- [Exercise directions]
Search the material for the string "einzuschmieren" and copy each line where it occurs.

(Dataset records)
== == ==

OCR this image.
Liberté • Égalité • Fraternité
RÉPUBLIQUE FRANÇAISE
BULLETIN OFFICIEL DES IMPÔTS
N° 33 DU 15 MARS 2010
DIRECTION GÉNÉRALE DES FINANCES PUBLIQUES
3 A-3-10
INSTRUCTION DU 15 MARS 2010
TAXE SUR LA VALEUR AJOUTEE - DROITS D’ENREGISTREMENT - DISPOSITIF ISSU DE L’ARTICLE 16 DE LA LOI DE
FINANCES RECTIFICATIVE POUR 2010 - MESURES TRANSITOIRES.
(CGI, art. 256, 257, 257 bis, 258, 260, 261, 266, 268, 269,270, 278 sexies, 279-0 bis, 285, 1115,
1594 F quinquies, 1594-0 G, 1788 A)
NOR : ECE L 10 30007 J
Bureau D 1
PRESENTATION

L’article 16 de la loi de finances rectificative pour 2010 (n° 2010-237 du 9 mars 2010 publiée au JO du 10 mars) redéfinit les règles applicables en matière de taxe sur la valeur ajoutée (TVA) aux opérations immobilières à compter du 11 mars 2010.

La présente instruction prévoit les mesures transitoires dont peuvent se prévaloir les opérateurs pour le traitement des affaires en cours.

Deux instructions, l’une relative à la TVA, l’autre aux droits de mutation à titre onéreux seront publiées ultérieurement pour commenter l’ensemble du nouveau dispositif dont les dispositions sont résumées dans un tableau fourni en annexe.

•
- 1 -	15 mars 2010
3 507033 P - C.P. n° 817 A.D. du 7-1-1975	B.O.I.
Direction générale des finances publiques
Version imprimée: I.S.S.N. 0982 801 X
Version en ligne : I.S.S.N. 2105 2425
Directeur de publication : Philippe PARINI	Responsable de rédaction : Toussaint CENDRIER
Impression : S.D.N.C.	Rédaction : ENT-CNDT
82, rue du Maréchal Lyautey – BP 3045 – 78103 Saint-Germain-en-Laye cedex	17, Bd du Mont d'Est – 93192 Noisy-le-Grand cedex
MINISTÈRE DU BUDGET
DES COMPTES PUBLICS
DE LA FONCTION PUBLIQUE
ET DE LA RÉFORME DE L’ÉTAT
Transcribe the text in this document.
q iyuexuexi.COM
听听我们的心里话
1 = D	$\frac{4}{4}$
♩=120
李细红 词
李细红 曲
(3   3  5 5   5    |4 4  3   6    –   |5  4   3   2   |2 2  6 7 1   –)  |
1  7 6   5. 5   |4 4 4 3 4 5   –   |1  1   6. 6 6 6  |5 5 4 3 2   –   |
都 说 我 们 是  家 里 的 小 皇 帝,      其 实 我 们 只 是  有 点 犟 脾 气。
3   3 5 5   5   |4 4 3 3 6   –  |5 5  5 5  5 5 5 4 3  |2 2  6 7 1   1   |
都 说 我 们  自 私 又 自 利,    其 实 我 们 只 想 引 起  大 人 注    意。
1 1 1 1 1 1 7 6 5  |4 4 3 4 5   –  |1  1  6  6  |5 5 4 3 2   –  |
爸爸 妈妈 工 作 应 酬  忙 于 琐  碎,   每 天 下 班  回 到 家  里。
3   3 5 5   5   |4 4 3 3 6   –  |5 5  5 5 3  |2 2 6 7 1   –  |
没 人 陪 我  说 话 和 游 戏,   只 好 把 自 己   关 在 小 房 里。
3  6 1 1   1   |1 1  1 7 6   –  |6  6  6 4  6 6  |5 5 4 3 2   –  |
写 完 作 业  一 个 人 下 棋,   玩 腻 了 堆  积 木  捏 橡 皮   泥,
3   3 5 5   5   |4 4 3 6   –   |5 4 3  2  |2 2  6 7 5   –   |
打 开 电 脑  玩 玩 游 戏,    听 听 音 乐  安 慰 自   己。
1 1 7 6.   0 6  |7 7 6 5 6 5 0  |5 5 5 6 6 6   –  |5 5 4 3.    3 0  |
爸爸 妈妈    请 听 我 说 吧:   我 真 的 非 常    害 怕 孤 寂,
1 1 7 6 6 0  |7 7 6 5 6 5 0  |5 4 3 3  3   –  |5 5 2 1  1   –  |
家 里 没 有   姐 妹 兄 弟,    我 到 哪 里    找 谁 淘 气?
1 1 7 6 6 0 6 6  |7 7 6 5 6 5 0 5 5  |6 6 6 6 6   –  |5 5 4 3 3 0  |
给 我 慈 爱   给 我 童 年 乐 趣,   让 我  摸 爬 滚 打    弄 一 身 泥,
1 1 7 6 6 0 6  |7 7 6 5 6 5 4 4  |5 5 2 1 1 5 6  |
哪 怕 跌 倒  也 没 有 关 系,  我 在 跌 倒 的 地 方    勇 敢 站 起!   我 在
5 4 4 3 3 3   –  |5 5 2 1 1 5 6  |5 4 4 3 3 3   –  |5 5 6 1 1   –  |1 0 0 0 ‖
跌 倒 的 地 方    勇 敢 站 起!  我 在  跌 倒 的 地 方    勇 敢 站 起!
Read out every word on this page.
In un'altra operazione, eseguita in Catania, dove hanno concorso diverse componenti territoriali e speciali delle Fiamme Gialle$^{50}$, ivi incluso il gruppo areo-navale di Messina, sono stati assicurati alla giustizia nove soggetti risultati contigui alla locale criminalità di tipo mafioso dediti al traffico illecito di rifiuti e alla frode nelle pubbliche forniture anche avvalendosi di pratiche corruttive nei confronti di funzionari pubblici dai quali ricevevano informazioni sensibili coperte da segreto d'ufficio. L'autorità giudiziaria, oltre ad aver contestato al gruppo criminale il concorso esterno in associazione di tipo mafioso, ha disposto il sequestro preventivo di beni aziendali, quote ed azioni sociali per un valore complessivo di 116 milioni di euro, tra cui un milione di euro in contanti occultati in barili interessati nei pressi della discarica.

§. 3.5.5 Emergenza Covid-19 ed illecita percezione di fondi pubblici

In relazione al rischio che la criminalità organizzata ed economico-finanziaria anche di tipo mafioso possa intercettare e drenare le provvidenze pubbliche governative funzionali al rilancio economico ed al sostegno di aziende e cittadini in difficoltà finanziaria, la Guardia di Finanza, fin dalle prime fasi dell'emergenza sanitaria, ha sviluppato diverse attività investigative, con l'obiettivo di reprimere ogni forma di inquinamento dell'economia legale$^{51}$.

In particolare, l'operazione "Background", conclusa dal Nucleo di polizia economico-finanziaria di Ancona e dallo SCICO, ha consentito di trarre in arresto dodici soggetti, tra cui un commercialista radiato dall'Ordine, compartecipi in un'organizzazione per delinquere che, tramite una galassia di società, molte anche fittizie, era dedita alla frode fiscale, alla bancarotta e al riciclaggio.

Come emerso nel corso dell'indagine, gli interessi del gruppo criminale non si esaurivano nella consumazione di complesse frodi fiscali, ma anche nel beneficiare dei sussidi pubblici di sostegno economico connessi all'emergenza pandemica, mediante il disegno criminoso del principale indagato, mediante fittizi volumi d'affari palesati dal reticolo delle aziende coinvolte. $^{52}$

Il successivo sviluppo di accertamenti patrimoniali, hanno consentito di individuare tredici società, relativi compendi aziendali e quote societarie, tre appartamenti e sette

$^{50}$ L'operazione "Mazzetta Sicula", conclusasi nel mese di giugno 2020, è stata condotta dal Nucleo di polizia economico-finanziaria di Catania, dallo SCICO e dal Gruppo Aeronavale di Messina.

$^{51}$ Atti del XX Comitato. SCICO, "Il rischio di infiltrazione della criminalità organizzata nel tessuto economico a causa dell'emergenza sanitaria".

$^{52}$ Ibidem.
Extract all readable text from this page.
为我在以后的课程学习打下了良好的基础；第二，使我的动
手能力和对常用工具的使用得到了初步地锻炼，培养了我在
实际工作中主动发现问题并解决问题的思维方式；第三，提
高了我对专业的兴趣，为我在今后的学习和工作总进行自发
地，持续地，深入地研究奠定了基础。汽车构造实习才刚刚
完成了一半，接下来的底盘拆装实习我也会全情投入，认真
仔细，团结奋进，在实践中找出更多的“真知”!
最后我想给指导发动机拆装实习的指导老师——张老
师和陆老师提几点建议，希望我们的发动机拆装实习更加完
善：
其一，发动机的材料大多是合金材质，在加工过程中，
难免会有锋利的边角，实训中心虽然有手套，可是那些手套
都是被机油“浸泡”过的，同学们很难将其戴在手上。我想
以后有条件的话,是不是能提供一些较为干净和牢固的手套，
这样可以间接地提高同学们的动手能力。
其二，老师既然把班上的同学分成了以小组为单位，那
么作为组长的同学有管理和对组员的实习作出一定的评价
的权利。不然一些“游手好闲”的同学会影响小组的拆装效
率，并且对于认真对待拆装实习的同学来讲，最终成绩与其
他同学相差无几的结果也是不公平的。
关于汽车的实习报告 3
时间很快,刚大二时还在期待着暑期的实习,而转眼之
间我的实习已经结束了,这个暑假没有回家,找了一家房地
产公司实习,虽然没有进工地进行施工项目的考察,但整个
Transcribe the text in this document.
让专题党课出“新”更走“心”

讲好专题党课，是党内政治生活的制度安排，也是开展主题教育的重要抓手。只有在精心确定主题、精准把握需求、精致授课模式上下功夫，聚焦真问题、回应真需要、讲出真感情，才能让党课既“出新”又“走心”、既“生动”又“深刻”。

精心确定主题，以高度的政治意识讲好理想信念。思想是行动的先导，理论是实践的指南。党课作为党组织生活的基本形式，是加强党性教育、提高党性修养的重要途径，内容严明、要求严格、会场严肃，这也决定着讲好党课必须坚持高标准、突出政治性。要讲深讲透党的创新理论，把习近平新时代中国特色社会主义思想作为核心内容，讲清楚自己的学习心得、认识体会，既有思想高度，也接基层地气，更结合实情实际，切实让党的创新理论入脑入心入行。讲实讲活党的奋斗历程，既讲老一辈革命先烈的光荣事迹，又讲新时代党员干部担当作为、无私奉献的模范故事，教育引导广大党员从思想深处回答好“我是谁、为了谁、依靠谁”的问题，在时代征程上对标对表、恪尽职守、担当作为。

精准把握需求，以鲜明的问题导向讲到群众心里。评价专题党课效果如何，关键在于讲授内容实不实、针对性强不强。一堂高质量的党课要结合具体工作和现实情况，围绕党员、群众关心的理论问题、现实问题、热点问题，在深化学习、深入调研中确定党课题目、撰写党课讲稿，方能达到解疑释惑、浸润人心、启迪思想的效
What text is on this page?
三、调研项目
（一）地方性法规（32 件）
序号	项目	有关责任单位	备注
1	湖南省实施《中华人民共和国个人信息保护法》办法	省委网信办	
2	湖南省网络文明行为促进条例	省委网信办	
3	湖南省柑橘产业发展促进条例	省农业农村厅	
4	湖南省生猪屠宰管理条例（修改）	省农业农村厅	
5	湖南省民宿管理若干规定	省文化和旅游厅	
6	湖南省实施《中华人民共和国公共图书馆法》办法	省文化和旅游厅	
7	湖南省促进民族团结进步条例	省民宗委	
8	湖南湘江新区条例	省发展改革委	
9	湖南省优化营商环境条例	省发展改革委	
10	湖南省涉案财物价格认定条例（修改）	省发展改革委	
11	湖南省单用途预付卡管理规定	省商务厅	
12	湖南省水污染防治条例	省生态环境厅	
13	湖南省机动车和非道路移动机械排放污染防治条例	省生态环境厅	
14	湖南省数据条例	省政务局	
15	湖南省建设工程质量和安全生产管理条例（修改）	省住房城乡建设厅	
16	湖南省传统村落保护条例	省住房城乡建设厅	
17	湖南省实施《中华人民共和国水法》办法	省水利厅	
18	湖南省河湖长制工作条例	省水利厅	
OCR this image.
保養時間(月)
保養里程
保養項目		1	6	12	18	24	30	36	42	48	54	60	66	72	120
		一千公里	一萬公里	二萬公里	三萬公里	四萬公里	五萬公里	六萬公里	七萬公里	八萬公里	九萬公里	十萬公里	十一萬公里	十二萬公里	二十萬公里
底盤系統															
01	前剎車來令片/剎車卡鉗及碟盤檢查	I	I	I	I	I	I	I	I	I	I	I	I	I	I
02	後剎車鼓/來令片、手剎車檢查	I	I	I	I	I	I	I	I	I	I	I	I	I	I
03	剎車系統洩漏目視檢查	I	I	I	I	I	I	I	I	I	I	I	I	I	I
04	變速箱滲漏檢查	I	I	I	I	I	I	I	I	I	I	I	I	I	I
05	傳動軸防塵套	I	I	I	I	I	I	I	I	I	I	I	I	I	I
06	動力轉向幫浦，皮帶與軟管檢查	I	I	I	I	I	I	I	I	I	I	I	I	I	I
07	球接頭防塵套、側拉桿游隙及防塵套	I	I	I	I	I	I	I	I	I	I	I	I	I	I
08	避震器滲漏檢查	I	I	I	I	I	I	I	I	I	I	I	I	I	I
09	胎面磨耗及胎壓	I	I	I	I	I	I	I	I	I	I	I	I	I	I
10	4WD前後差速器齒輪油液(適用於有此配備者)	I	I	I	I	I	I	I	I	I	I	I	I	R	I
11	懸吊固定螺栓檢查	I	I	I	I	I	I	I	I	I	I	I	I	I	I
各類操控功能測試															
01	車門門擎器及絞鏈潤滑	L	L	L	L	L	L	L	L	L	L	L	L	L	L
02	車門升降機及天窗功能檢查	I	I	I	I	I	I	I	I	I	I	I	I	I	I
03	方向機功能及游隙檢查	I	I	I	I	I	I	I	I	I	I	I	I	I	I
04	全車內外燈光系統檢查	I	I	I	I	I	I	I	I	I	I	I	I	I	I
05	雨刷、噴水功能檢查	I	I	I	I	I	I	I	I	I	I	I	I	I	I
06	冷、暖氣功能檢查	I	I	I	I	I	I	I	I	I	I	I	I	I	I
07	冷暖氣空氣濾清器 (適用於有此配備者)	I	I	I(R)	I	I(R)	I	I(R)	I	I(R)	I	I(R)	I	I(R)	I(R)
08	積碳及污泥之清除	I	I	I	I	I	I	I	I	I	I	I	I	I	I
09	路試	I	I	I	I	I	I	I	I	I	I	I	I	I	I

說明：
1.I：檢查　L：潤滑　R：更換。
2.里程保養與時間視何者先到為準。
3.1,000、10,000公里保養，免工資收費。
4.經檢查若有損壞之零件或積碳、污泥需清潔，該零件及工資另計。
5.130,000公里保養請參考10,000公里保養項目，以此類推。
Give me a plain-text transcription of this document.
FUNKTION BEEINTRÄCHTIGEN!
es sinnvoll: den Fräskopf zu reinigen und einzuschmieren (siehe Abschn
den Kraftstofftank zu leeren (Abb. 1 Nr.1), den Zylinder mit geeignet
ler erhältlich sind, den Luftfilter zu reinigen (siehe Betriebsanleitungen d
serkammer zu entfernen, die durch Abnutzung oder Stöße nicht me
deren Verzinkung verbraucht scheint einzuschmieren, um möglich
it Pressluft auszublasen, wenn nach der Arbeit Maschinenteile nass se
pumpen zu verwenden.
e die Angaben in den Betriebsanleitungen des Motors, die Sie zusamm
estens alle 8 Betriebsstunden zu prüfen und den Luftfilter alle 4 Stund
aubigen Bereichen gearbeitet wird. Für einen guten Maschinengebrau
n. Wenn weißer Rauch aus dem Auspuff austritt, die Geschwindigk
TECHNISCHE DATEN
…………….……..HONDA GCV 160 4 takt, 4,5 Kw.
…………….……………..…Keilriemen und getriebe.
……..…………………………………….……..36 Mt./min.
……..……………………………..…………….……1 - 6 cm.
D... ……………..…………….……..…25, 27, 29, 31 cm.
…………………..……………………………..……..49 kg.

== == ==

- [Exercise result]
es sinnvoll: den Fräskopf zu reinigen und einzuschmieren (siehe Abschn
deren Verzinkung verbraucht scheint einzuschmieren, um möglich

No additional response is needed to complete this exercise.